(Stored records)
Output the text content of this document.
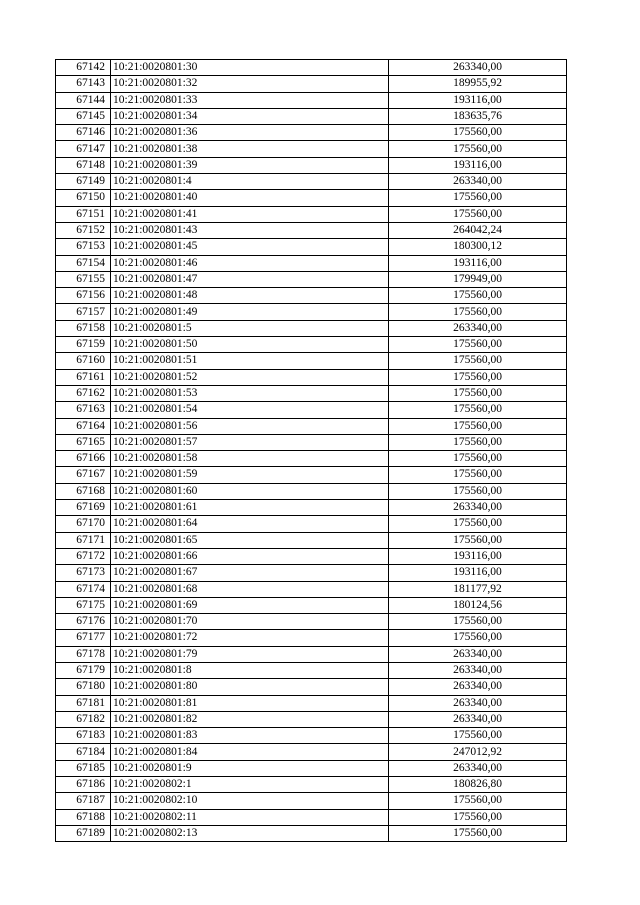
67142	10:21:0020801:30	263340,00
67143	10:21:0020801:32	189955,92
67144	10:21:0020801:33	193116,00
67145	10:21:0020801:34	183635,76
67146	10:21:0020801:36	175560,00
67147	10:21:0020801:38	175560,00
67148	10:21:0020801:39	193116,00
67149	10:21:0020801:4	263340,00
67150	10:21:0020801:40	175560,00
67151	10:21:0020801:41	175560,00
67152	10:21:0020801:43	264042,24
67153	10:21:0020801:45	180300,12
67154	10:21:0020801:46	193116,00
67155	10:21:0020801:47	179949,00
67156	10:21:0020801:48	175560,00
67157	10:21:0020801:49	175560,00
67158	10:21:0020801:5	263340,00
67159	10:21:0020801:50	175560,00
67160	10:21:0020801:51	175560,00
67161	10:21:0020801:52	175560,00
67162	10:21:0020801:53	175560,00
67163	10:21:0020801:54	175560,00
67164	10:21:0020801:56	175560,00
67165	10:21:0020801:57	175560,00
67166	10:21:0020801:58	175560,00
67167	10:21:0020801:59	175560,00
67168	10:21:0020801:60	175560,00
67169	10:21:0020801:61	263340,00
67170	10:21:0020801:64	175560,00
67171	10:21:0020801:65	175560,00
67172	10:21:0020801:66	193116,00
67173	10:21:0020801:67	193116,00
67174	10:21:0020801:68	181177,92
67175	10:21:0020801:69	180124,56
67176	10:21:0020801:70	175560,00
67177	10:21:0020801:72	175560,00
67178	10:21:0020801:79	263340,00
67179	10:21:0020801:8	263340,00
67180	10:21:0020801:80	263340,00
67181	10:21:0020801:81	263340,00
67182	10:21:0020801:82	263340,00
67183	10:21:0020801:83	175560,00
67184	10:21:0020801:84	247012,92
67185	10:21:0020801:9	263340,00
67186	10:21:0020802:1	180826,80
67187	10:21:0020802:10	175560,00
67188	10:21:0020802:11	175560,00
67189	10:21:0020802:13	175560,00
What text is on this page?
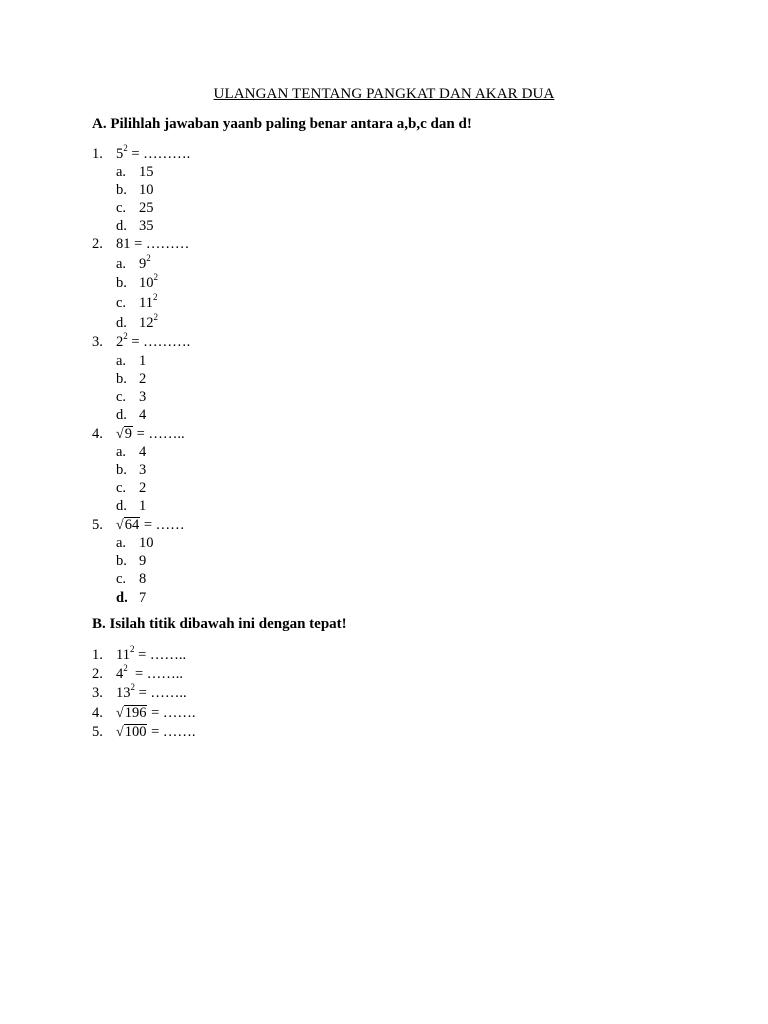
ULANGAN TENTANG PANGKAT DAN AKAR DUA
A. Pilihlah jawaban yaanb paling benar antara a,b,c dan d!
1. $5^2$ = ……….
a. 15
b. 10
c. 25
d. 35
2. 81 = ………
a. $9^2$
b. $10^2$
c. $11^2$
d. $12^2$
3. $2^2$ = ……….
a. 1
b. 2
c. 3
d. 4
4. √9 = ……..
a. 4
b. 3
c. 2
d. 1
5. √64 = ……
a. 10
b. 9
c. 8
d. 7
B. Isilah titik dibawah ini dengan tepat!
1. $11^2$ = ……..
2. $4^2$  = ……..
3. $13^2$ = ……..
4. √196 = …….
5. √100 = …….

* [Task description] Except for the pictures, print the data above exactly.

* [Final result]
Output the text content of this document.
67142	10:21:0020801:30	263340,00
67143	10:21:0020801:32	189955,92
67144	10:21:0020801:33	193116,00
67145	10:21:0020801:34	183635,76
67146	10:21:0020801:36	175560,00
67147	10:21:0020801:38	175560,00
67148	10:21:0020801:39	193116,00
67149	10:21:0020801:4	263340,00
67150	10:21:0020801:40	175560,00
67151	10:21:0020801:41	175560,00
67152	10:21:0020801:43	264042,24
67153	10:21:0020801:45	180300,12
67154	10:21:0020801:46	193116,00
67155	10:21:0020801:47	179949,00
67156	10:21:0020801:48	175560,00
67157	10:21:0020801:49	175560,00
67158	10:21:0020801:5	263340,00
67159	10:21:0020801:50	175560,00
67160	10:21:0020801:51	175560,00
67161	10:21:0020801:52	175560,00
67162	10:21:0020801:53	175560,00
67163	10:21:0020801:54	175560,00
67164	10:21:0020801:56	175560,00
67165	10:21:0020801:57	175560,00
67166	10:21:0020801:58	175560,00
67167	10:21:0020801:59	175560,00
67168	10:21:0020801:60	175560,00
67169	10:21:0020801:61	263340,00
67170	10:21:0020801:64	175560,00
67171	10:21:0020801:65	175560,00
67172	10:21:0020801:66	193116,00
67173	10:21:0020801:67	193116,00
67174	10:21:0020801:68	181177,92
67175	10:21:0020801:69	180124,56
67176	10:21:0020801:70	175560,00
67177	10:21:0020801:72	175560,00
67178	10:21:0020801:79	263340,00
67179	10:21:0020801:8	263340,00
67180	10:21:0020801:80	263340,00
67181	10:21:0020801:81	263340,00
67182	10:21:0020801:82	263340,00
67183	10:21:0020801:83	175560,00
67184	10:21:0020801:84	247012,92
67185	10:21:0020801:9	263340,00
67186	10:21:0020802:1	180826,80
67187	10:21:0020802:10	175560,00
67188	10:21:0020802:11	175560,00
67189	10:21:0020802:13	175560,00
What text is on this page?
ULANGAN TENTANG PANGKAT DAN AKAR DUA
A. Pilihlah jawaban yaanb paling benar antara a,b,c dan d!
1. $5^2$ = ……….
a. 15
b. 10
c. 25
d. 35
2. 81 = ………
a. $9^2$
b. $10^2$
c. $11^2$
d. $12^2$
3. $2^2$ = ……….
a. 1
b. 2
c. 3
d. 4
4. √9 = ……..
a. 4
b. 3
c. 2
d. 1
5. √64 = ……
a. 10
b. 9
c. 8
d. 7
B. Isilah titik dibawah ini dengan tepat!
1. $11^2$ = ……..
2. $4^2$  = ……..
3. $13^2$ = ……..
4. √196 = …….
5. √100 = …….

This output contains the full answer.